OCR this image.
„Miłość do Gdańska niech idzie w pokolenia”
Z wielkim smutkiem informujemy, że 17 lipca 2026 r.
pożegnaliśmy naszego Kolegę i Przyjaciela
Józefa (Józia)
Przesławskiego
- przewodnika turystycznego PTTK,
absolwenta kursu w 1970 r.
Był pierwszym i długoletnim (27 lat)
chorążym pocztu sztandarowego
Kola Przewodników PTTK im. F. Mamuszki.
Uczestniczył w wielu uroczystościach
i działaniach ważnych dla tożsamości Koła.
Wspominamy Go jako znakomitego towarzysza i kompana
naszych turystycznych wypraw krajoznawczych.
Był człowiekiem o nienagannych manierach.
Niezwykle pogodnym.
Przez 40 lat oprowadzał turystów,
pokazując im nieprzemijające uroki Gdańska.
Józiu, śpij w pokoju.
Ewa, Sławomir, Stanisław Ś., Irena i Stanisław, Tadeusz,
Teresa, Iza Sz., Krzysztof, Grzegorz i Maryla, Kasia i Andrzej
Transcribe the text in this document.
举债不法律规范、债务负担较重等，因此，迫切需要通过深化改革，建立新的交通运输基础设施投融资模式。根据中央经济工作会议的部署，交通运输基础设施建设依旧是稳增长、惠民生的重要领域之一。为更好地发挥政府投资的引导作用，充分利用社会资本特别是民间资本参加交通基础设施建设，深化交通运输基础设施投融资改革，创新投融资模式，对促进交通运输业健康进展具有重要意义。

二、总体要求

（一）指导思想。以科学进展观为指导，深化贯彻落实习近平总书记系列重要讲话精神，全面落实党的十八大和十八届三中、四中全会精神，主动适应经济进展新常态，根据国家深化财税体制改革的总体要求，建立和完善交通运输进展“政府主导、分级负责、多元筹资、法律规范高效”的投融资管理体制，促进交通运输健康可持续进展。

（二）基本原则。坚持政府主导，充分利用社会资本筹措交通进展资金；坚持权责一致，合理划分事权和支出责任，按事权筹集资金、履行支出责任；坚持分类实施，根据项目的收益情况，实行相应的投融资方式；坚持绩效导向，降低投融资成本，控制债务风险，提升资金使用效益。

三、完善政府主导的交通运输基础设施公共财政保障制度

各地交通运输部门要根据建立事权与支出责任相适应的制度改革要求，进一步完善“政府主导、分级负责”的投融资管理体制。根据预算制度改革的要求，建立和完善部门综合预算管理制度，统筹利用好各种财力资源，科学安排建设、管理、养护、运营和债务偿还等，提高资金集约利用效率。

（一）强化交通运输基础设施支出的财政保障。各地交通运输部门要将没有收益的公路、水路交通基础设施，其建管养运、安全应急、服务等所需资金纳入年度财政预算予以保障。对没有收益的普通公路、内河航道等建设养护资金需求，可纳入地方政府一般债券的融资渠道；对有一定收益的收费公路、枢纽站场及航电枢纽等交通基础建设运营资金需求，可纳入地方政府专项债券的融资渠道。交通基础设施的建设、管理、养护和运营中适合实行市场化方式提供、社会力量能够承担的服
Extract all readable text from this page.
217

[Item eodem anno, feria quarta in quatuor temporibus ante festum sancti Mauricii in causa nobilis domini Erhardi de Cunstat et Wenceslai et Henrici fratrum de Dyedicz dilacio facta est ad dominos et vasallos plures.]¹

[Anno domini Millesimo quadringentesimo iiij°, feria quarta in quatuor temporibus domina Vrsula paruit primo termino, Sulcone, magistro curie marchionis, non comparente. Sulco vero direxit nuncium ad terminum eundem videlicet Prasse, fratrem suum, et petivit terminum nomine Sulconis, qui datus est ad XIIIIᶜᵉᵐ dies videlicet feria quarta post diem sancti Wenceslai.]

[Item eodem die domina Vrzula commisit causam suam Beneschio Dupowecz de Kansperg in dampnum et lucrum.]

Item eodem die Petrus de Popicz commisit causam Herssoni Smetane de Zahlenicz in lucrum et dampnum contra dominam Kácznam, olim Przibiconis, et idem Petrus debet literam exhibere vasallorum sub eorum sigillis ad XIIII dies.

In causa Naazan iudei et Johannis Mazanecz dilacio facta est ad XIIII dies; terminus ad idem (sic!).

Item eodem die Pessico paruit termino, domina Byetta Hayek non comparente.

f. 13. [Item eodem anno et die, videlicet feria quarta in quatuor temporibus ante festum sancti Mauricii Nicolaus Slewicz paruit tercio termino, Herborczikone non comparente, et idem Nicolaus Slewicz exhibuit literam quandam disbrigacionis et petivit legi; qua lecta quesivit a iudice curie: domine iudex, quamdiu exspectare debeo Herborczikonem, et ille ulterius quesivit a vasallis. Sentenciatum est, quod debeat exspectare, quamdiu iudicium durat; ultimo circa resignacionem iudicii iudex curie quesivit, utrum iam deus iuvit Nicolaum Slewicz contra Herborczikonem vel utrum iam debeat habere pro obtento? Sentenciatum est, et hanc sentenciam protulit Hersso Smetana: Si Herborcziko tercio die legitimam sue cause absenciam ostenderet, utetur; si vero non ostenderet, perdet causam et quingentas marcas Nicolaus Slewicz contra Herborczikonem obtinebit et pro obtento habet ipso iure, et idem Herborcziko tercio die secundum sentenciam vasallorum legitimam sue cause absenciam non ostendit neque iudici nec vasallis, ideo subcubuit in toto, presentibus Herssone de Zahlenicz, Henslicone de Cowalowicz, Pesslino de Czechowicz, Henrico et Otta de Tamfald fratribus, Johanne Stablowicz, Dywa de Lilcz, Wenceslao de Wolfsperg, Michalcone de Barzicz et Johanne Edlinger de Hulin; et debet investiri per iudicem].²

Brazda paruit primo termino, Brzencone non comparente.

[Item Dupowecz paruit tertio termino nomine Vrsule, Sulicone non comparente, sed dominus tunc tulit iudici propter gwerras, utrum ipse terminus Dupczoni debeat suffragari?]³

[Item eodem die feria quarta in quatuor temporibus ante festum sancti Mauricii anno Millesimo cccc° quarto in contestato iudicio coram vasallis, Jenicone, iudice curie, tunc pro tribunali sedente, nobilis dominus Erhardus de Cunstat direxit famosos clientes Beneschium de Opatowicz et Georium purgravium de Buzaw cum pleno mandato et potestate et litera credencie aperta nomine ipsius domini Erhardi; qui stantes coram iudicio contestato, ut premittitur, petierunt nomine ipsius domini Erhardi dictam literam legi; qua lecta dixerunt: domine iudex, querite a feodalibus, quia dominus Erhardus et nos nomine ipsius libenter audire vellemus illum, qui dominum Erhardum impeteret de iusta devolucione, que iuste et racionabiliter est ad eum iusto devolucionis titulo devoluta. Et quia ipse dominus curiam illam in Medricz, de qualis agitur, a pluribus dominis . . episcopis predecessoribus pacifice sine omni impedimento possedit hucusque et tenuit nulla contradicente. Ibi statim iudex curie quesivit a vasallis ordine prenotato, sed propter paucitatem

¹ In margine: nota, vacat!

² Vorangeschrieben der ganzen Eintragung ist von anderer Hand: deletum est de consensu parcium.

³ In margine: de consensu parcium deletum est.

========================================================================

Written exercise: Copy the material above verbatim.

Correct result:
OCR this image.
„Miłość do Gdańska niech idzie w pokolenia”
Z wielkim smutkiem informujemy, że 17 lipca 2026 r.
pożegnaliśmy naszego Kolegę i Przyjaciela
Józefa (Józia)
Przesławskiego
- przewodnika turystycznego PTTK,
absolwenta kursu w 1970 r.
Był pierwszym i długoletnim (27 lat)
chorążym pocztu sztandarowego
Kola Przewodników PTTK im. F. Mamuszki.
Uczestniczył w wielu uroczystościach
i działaniach ważnych dla tożsamości Koła.
Wspominamy Go jako znakomitego towarzysza i kompana
naszych turystycznych wypraw krajoznawczych.
Był człowiekiem o nienagannych manierach.
Niezwykle pogodnym.
Przez 40 lat oprowadzał turystów,
pokazując im nieprzemijające uroki Gdańska.
Józiu, śpij w pokoju.
Ewa, Sławomir, Stanisław Ś., Irena i Stanisław, Tadeusz,
Teresa, Iza Sz., Krzysztof, Grzegorz i Maryla, Kasia i Andrzej
Transcribe the text in this document.
举债不法律规范、债务负担较重等，因此，迫切需要通过深化改革，建立新的交通运输基础设施投融资模式。根据中央经济工作会议的部署，交通运输基础设施建设依旧是稳增长、惠民生的重要领域之一。为更好地发挥政府投资的引导作用，充分利用社会资本特别是民间资本参加交通基础设施建设，深化交通运输基础设施投融资改革，创新投融资模式，对促进交通运输业健康进展具有重要意义。

二、总体要求

（一）指导思想。以科学进展观为指导，深化贯彻落实习近平总书记系列重要讲话精神，全面落实党的十八大和十八届三中、四中全会精神，主动适应经济进展新常态，根据国家深化财税体制改革的总体要求，建立和完善交通运输进展“政府主导、分级负责、多元筹资、法律规范高效”的投融资管理体制，促进交通运输健康可持续进展。

（二）基本原则。坚持政府主导，充分利用社会资本筹措交通进展资金；坚持权责一致，合理划分事权和支出责任，按事权筹集资金、履行支出责任；坚持分类实施，根据项目的收益情况，实行相应的投融资方式；坚持绩效导向，降低投融资成本，控制债务风险，提升资金使用效益。

三、完善政府主导的交通运输基础设施公共财政保障制度

各地交通运输部门要根据建立事权与支出责任相适应的制度改革要求，进一步完善“政府主导、分级负责”的投融资管理体制。根据预算制度改革的要求，建立和完善部门综合预算管理制度，统筹利用好各种财力资源，科学安排建设、管理、养护、运营和债务偿还等，提高资金集约利用效率。

（一）强化交通运输基础设施支出的财政保障。各地交通运输部门要将没有收益的公路、水路交通基础设施，其建管养运、安全应急、服务等所需资金纳入年度财政预算予以保障。对没有收益的普通公路、内河航道等建设养护资金需求，可纳入地方政府一般债券的融资渠道；对有一定收益的收费公路、枢纽站场及航电枢纽等交通基础建设运营资金需求，可纳入地方政府专项债券的融资渠道。交通基础设施的建设、管理、养护和运营中适合实行市场化方式提供、社会力量能够承担的服
Extract all readable text from this page.
217

[Item eodem anno, feria quarta in quatuor temporibus ante festum sancti Mauricii in causa nobilis domini Erhardi de Cunstat et Wenceslai et Henrici fratrum de Dyedicz dilacio facta est ad dominos et vasallos plures.]¹

[Anno domini Millesimo quadringentesimo iiij°, feria quarta in quatuor temporibus domina Vrsula paruit primo termino, Sulcone, magistro curie marchionis, non comparente. Sulco vero direxit nuncium ad terminum eundem videlicet Prasse, fratrem suum, et petivit terminum nomine Sulconis, qui datus est ad XIIIIᶜᵉᵐ dies videlicet feria quarta post diem sancti Wenceslai.]

[Item eodem die domina Vrzula commisit causam suam Beneschio Dupowecz de Kansperg in dampnum et lucrum.]

Item eodem die Petrus de Popicz commisit causam Herssoni Smetane de Zahlenicz in lucrum et dampnum contra dominam Kácznam, olim Przibiconis, et idem Petrus debet literam exhibere vasallorum sub eorum sigillis ad XIIII dies.

In causa Naazan iudei et Johannis Mazanecz dilacio facta est ad XIIII dies; terminus ad idem (sic!).

Item eodem die Pessico paruit termino, domina Byetta Hayek non comparente.

f. 13. [Item eodem anno et die, videlicet feria quarta in quatuor temporibus ante festum sancti Mauricii Nicolaus Slewicz paruit tercio termino, Herborczikone non comparente, et idem Nicolaus Slewicz exhibuit literam quandam disbrigacionis et petivit legi; qua lecta quesivit a iudice curie: domine iudex, quamdiu exspectare debeo Herborczikonem, et ille ulterius quesivit a vasallis. Sentenciatum est, quod debeat exspectare, quamdiu iudicium durat; ultimo circa resignacionem iudicii iudex curie quesivit, utrum iam deus iuvit Nicolaum Slewicz contra Herborczikonem vel utrum iam debeat habere pro obtento? Sentenciatum est, et hanc sentenciam protulit Hersso Smetana: Si Herborcziko tercio die legitimam sue cause absenciam ostenderet, utetur; si vero non ostenderet, perdet causam et quingentas marcas Nicolaus Slewicz contra Herborczikonem obtinebit et pro obtento habet ipso iure, et idem Herborcziko tercio die secundum sentenciam vasallorum legitimam sue cause absenciam non ostendit neque iudici nec vasallis, ideo subcubuit in toto, presentibus Herssone de Zahlenicz, Henslicone de Cowalowicz, Pesslino de Czechowicz, Henrico et Otta de Tamfald fratribus, Johanne Stablowicz, Dywa de Lilcz, Wenceslao de Wolfsperg, Michalcone de Barzicz et Johanne Edlinger de Hulin; et debet investiri per iudicem].²

Brazda paruit primo termino, Brzencone non comparente.

[Item Dupowecz paruit tertio termino nomine Vrsule, Sulicone non comparente, sed dominus tunc tulit iudici propter gwerras, utrum ipse terminus Dupczoni debeat suffragari?]³

[Item eodem die feria quarta in quatuor temporibus ante festum sancti Mauricii anno Millesimo cccc° quarto in contestato iudicio coram vasallis, Jenicone, iudice curie, tunc pro tribunali sedente, nobilis dominus Erhardus de Cunstat direxit famosos clientes Beneschium de Opatowicz et Georium purgravium de Buzaw cum pleno mandato et potestate et litera credencie aperta nomine ipsius domini Erhardi; qui stantes coram iudicio contestato, ut premittitur, petierunt nomine ipsius domini Erhardi dictam literam legi; qua lecta dixerunt: domine iudex, querite a feodalibus, quia dominus Erhardus et nos nomine ipsius libenter audire vellemus illum, qui dominum Erhardum impeteret de iusta devolucione, que iuste et racionabiliter est ad eum iusto devolucionis titulo devoluta. Et quia ipse dominus curiam illam in Medricz, de qualis agitur, a pluribus dominis . . episcopis predecessoribus pacifice sine omni impedimento possedit hucusque et tenuit nulla contradicente. Ibi statim iudex curie quesivit a vasallis ordine prenotato, sed propter paucitatem

¹ In margine: nota, vacat!

² Vorangeschrieben der ganzen Eintragung ist von anderer Hand: deletum est de consensu parcium.

³ In margine: de consensu parcium deletum est.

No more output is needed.